_Task brief_
Read the entries below and pull out each line with the string "mean".

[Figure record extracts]
···
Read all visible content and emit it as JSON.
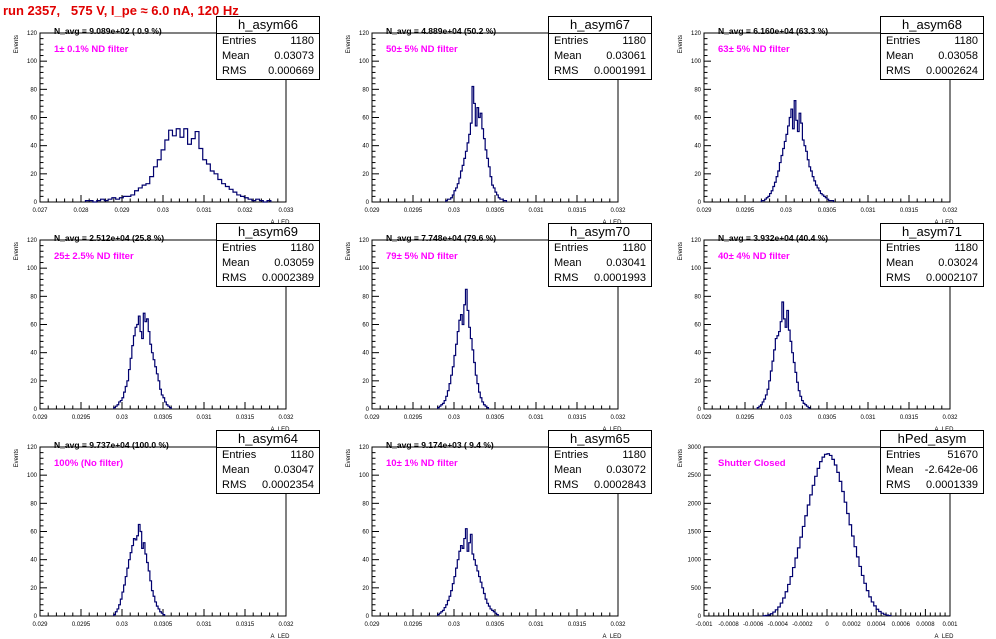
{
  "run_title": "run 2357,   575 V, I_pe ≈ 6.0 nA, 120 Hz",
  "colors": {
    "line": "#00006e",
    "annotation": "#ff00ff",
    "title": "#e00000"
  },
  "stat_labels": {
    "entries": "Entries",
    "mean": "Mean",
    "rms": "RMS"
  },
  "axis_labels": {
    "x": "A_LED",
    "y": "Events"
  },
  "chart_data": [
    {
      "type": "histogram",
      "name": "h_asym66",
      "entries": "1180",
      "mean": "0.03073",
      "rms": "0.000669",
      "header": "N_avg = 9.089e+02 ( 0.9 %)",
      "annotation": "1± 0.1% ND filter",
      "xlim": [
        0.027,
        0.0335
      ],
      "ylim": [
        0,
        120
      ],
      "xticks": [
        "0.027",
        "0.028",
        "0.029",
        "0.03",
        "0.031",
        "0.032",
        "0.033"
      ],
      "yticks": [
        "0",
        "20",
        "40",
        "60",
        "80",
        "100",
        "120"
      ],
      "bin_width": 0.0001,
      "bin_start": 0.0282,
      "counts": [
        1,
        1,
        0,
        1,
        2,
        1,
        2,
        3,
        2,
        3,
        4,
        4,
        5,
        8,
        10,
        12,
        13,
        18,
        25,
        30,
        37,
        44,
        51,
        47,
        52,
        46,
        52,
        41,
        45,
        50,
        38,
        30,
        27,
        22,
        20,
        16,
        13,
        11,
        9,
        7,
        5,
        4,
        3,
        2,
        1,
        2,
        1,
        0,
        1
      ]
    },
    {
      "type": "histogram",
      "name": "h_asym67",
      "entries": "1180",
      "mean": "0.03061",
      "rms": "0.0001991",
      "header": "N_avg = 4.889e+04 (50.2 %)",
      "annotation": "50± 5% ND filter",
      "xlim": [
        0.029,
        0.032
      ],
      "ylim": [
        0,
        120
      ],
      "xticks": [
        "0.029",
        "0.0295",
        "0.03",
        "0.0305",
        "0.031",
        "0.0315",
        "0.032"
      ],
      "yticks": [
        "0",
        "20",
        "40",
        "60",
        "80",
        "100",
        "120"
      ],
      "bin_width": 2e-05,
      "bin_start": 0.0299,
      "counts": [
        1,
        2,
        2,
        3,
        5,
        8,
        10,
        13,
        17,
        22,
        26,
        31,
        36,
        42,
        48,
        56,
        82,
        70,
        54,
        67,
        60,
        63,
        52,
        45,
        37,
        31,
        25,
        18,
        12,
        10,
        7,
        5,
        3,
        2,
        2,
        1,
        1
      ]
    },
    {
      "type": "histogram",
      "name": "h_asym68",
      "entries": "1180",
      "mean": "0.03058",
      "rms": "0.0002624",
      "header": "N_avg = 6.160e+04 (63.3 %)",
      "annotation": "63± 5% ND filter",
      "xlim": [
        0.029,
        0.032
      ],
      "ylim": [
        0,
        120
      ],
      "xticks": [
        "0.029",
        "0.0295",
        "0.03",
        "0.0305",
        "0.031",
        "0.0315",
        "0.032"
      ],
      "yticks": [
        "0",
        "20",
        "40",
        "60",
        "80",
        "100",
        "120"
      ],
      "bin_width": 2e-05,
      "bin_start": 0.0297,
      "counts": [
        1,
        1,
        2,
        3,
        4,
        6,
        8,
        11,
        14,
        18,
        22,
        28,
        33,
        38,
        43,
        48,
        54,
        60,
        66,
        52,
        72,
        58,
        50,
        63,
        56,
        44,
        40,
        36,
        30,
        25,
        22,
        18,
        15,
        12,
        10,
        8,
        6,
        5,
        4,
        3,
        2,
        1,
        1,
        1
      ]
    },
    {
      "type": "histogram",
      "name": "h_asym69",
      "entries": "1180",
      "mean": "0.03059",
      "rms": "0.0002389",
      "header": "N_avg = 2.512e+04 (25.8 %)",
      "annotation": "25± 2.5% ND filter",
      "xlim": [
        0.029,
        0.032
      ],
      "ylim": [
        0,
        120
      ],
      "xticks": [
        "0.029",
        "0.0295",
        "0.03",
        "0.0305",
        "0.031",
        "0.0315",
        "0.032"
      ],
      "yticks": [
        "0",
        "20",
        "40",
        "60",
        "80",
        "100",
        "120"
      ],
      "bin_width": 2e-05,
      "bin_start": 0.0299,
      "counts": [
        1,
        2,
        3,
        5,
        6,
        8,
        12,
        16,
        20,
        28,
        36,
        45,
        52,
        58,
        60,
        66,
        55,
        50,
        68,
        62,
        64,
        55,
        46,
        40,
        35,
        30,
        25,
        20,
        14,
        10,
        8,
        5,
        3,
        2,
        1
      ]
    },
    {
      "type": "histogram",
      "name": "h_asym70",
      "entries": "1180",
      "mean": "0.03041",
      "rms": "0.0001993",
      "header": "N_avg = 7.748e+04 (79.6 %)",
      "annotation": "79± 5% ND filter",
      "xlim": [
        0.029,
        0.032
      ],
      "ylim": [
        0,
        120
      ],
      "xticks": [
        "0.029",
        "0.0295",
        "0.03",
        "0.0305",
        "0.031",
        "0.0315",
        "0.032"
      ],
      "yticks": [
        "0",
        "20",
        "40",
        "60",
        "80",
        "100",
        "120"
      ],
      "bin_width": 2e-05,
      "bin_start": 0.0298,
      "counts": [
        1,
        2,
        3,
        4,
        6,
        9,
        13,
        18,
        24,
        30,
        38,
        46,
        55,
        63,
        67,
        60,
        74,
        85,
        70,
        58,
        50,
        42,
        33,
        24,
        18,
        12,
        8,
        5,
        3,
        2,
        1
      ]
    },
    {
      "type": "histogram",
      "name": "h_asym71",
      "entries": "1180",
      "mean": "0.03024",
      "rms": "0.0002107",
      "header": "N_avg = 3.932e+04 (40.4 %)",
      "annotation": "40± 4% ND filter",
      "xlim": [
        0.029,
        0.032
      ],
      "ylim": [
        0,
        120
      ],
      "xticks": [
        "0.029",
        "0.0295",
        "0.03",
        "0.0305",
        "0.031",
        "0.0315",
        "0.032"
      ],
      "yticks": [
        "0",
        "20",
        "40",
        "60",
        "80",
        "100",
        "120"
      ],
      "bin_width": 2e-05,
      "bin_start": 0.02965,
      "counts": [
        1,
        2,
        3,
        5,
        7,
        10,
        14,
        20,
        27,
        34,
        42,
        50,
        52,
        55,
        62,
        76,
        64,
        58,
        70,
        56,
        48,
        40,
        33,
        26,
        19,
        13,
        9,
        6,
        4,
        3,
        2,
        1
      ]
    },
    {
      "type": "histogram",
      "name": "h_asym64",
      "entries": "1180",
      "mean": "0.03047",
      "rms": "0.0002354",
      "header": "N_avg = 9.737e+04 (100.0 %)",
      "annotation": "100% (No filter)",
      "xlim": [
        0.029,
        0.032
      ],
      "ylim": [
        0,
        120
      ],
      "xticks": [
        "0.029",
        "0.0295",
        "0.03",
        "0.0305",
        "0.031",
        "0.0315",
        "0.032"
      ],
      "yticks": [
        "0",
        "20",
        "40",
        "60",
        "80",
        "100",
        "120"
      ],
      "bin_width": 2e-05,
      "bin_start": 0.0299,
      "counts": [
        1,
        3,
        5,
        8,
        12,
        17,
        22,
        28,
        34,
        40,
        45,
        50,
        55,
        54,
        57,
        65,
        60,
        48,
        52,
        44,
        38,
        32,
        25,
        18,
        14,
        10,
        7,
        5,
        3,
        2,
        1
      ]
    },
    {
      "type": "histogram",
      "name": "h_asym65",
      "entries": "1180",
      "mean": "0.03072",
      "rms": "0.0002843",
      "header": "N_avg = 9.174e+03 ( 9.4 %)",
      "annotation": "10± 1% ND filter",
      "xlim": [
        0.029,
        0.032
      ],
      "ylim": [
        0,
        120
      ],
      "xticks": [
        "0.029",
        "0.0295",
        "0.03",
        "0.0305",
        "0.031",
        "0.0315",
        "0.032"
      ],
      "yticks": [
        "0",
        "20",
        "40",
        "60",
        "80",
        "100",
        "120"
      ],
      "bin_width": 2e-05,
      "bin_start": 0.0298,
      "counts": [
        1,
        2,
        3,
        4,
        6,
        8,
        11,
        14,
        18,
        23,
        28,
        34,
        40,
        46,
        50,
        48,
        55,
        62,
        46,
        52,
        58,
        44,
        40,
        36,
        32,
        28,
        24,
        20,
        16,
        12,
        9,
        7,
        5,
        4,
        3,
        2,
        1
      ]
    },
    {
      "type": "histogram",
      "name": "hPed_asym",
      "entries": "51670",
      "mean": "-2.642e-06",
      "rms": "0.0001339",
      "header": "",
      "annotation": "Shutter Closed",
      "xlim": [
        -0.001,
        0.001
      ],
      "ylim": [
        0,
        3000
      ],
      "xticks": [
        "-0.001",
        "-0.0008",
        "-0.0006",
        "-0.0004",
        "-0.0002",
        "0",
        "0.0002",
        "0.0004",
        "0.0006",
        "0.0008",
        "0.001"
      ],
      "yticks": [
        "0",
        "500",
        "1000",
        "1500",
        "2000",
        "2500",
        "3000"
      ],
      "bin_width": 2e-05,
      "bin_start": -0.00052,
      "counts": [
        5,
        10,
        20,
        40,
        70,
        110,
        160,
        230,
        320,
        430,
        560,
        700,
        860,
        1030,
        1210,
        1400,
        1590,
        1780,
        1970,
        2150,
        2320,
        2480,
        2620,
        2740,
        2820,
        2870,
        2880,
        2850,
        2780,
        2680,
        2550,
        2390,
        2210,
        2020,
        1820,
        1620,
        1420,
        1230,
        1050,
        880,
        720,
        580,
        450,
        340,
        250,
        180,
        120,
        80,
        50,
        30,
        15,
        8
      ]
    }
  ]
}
···
_Reply_
    "mean": "Mean",
      "mean": "0.03073",
      "mean": "0.03061",
      "mean": "0.03058",
      "mean": "0.03059",
      "mean": "0.03041",
      "mean": "0.03024",
      "mean": "0.03047",
      "mean": "0.03072",
      "mean": "-2.642e-06",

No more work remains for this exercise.